**Compito:** Ricopia senza modifiche, dal testo su OpenAI e la sicurezza informatica riportato qui sotto, tutto quello che va da "OpenAI ha alzato" giù fino a "considerano tecnicamente irrealizzabile.".
#### Testo mostrato
OpenAI ha alzato la posta nella corsa all’intelligenza artificiale per la sicurezza informatica, espandendo il programma Daybreak e presentando il modello Gpt-5.5-Cyber, progettato per scovare vulnerabilità e generare correzioni automatiche in tempo reale.

Una risposta alla sfida di Anthropic

L’iniziativa arriva come risposta diretta a Project Glasswing di Anthropic, il cui modello Mythos 5, riservato a partner selezionati, è stato bloccato dal governo USA il 12 giugno scorso a causa di presunte falle nei controlli di sicurezza e rischi di accesso non autorizzato da parte di attori stranieri, tra cui SK Telecom. Secondo fonti come Wired e Reuters, Washington ha richiesto ad Anthropic un elenco completo dei 50-150 enti che avevano accesso a Mythos 5 oltre che garanzie contro possibili falle nella sicurezza, una richiesta che gli esperti considerano tecnicamente irrealizzabile.
########
#### Contenuto del dataset
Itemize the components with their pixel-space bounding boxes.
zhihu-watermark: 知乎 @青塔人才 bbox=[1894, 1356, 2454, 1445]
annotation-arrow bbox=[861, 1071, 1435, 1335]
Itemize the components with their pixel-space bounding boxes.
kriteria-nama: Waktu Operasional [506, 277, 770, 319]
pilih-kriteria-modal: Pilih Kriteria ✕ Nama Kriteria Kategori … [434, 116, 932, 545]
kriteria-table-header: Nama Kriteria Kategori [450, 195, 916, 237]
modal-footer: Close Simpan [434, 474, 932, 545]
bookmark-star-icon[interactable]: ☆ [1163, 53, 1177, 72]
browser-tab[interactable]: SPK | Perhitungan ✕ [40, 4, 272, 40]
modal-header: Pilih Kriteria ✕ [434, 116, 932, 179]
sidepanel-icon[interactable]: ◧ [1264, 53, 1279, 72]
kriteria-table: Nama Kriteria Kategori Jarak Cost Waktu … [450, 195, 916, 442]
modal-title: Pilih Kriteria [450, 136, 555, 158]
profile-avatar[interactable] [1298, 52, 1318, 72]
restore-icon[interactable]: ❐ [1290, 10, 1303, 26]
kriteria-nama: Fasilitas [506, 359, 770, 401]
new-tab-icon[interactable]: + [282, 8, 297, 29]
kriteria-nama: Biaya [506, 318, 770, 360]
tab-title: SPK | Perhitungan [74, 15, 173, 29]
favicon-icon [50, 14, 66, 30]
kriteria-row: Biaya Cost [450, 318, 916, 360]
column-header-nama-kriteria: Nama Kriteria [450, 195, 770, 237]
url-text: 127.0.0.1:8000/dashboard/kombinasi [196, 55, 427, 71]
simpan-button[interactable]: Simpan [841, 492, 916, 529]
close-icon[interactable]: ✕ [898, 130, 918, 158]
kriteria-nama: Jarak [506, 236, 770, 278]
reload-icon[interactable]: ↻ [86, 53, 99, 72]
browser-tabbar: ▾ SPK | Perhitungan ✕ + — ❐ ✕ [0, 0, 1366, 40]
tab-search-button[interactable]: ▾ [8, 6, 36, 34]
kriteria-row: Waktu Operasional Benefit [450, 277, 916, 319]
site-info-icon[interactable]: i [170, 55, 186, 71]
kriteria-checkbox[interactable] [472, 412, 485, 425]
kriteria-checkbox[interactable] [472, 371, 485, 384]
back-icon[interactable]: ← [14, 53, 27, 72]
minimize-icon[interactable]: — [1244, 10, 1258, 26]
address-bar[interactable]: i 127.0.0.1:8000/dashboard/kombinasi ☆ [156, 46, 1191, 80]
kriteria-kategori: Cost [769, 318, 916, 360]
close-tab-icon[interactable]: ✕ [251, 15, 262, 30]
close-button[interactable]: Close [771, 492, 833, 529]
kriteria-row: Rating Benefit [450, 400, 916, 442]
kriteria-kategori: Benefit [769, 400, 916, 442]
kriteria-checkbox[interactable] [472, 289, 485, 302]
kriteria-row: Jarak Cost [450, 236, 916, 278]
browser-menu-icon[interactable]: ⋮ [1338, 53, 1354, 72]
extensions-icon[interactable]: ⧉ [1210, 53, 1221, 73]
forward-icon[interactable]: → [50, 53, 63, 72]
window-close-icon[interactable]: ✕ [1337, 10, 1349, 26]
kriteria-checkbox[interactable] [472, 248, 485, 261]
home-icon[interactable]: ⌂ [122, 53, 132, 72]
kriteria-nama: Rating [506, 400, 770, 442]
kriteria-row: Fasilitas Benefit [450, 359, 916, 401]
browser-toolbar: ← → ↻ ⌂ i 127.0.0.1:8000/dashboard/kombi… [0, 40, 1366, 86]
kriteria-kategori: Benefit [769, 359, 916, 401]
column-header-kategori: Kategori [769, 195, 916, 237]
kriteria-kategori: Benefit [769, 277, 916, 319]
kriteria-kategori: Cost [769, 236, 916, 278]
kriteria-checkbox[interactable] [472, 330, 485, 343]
########
**Risposta:**
OpenAI ha alzato la posta nella corsa all’intelligenza artificiale per la sicurezza informatica, espandendo il programma Daybreak e presentando il modello Gpt-5.5-Cyber, progettato per scovare vulnerabilità e generare correzioni automatiche in tempo reale.

Una risposta alla sfida di Anthropic

L’iniziativa arriva come risposta diretta a Project Glasswing di Anthropic, il cui modello Mythos 5, riservato a partner selezionati, è stato bloccato dal governo USA il 12 giugno scorso a causa di presunte falle nei controlli di sicurezza e rischi di accesso non autorizzato da parte di attori stranieri, tra cui SK Telecom. Secondo fonti come Wired e Reuters, Washington ha richiesto ad Anthropic un elenco completo dei 50-150 enti che avevano accesso a Mythos 5 oltre che garanzie contro possibili falle nella sicurezza, una richiesta che gli esperti considerano tecnicamente irrealizzabile.